Input rows –
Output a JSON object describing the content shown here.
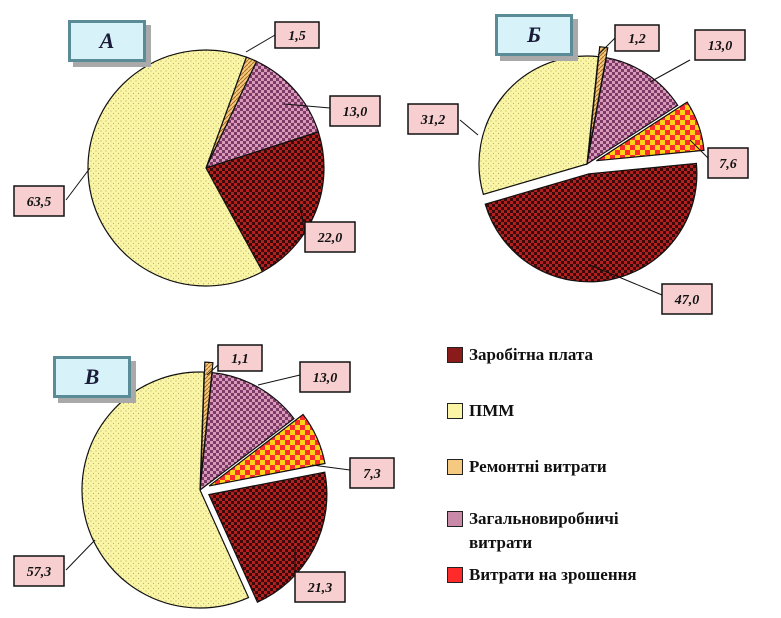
{
  "colors": {
    "wages": "#8b1a1a",
    "fuel": "#fbf6a5",
    "repair": "#f5c980",
    "overhead": "#c98aaa",
    "depreciation": "#ff2a2a",
    "label_bg": "#f7cfd0"
  },
  "legend": [
    {
      "key": "wages",
      "label": "Заробітна плата"
    },
    {
      "key": "fuel",
      "label": "ПММ"
    },
    {
      "key": "repair",
      "label": "Ремонтні витрати"
    },
    {
      "key": "overhead",
      "label": "Загальновиробничі витрати"
    },
    {
      "key": "depreciation",
      "label": "Витрати на зрошення"
    }
  ],
  "chart_data": [
    {
      "type": "pie",
      "title": "А",
      "categories": [
        "Заробітна плата",
        "ПММ",
        "Ремонтні витрати",
        "Загальновиробничі витрати"
      ],
      "values": [
        22.0,
        63.5,
        1.5,
        13.0
      ],
      "labels": [
        "22,0",
        "63,5",
        "1,5",
        "13,0"
      ],
      "exploded": []
    },
    {
      "type": "pie",
      "title": "Б",
      "categories": [
        "Заробітна плата",
        "ПММ",
        "Ремонтні витрати",
        "Загальновиробничі витрати",
        "Витрати на зрошення"
      ],
      "values": [
        47.0,
        31.2,
        1.2,
        13.0,
        7.6
      ],
      "labels": [
        "47,0",
        "31,2",
        "1,2",
        "13,0",
        "7,6"
      ],
      "exploded": [
        "Заробітна плата",
        "Ремонтні витрати",
        "Витрати на зрошення"
      ]
    },
    {
      "type": "pie",
      "title": "В",
      "categories": [
        "Заробітна плата",
        "ПММ",
        "Ремонтні витрати",
        "Загальновиробничі витрати",
        "Витрати на зрошення"
      ],
      "values": [
        21.3,
        57.3,
        1.1,
        13.0,
        7.3
      ],
      "labels": [
        "21,3",
        "57,3",
        "1,1",
        "13,0",
        "7,3"
      ],
      "exploded": [
        "Заробітна плата",
        "Ремонтні витрати",
        "Витрати на зрошення"
      ]
    }
  ]
}
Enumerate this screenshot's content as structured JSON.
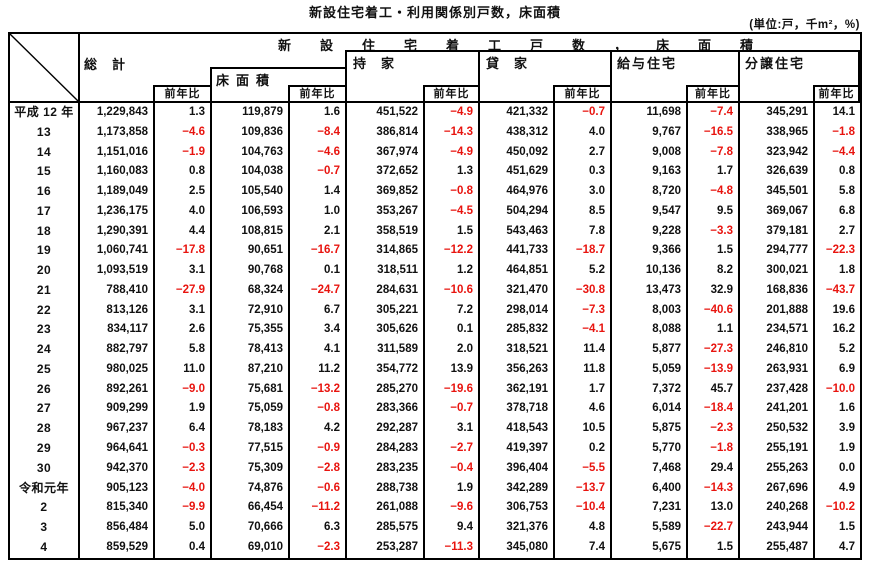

Problem – Repeat the material above verbatim, with no pictures in the output.

Response to the exercise –
Output a JSON object describing the content shown here.
{
  "colors": {
    "wages": "#8b1a1a",
    "fuel": "#fbf6a5",
    "repair": "#f5c980",
    "overhead": "#c98aaa",
    "depreciation": "#ff2a2a",
    "label_bg": "#f7cfd0"
  },
  "legend": [
    {
      "key": "wages",
      "label": "Заробітна плата"
    },
    {
      "key": "fuel",
      "label": "ПММ"
    },
    {
      "key": "repair",
      "label": "Ремонтні витрати"
    },
    {
      "key": "overhead",
      "label": "Загальновиробничі витрати"
    },
    {
      "key": "depreciation",
      "label": "Витрати на зрошення"
    }
  ],
  "chart_data": [
    {
      "type": "pie",
      "title": "А",
      "categories": [
        "Заробітна плата",
        "ПММ",
        "Ремонтні витрати",
        "Загальновиробничі витрати"
      ],
      "values": [
        22.0,
        63.5,
        1.5,
        13.0
      ],
      "labels": [
        "22,0",
        "63,5",
        "1,5",
        "13,0"
      ],
      "exploded": []
    },
    {
      "type": "pie",
      "title": "Б",
      "categories": [
        "Заробітна плата",
        "ПММ",
        "Ремонтні витрати",
        "Загальновиробничі витрати",
        "Витрати на зрошення"
      ],
      "values": [
        47.0,
        31.2,
        1.2,
        13.0,
        7.6
      ],
      "labels": [
        "47,0",
        "31,2",
        "1,2",
        "13,0",
        "7,6"
      ],
      "exploded": [
        "Заробітна плата",
        "Ремонтні витрати",
        "Витрати на зрошення"
      ]
    },
    {
      "type": "pie",
      "title": "В",
      "categories": [
        "Заробітна плата",
        "ПММ",
        "Ремонтні витрати",
        "Загальновиробничі витрати",
        "Витрати на зрошення"
      ],
      "values": [
        21.3,
        57.3,
        1.1,
        13.0,
        7.3
      ],
      "labels": [
        "21,3",
        "57,3",
        "1,1",
        "13,0",
        "7,3"
      ],
      "exploded": [
        "Заробітна плата",
        "Ремонтні витрати",
        "Витрати на зрошення"
      ]
    }
  ]
}
Enumerate this screenshot's content as structured JSON.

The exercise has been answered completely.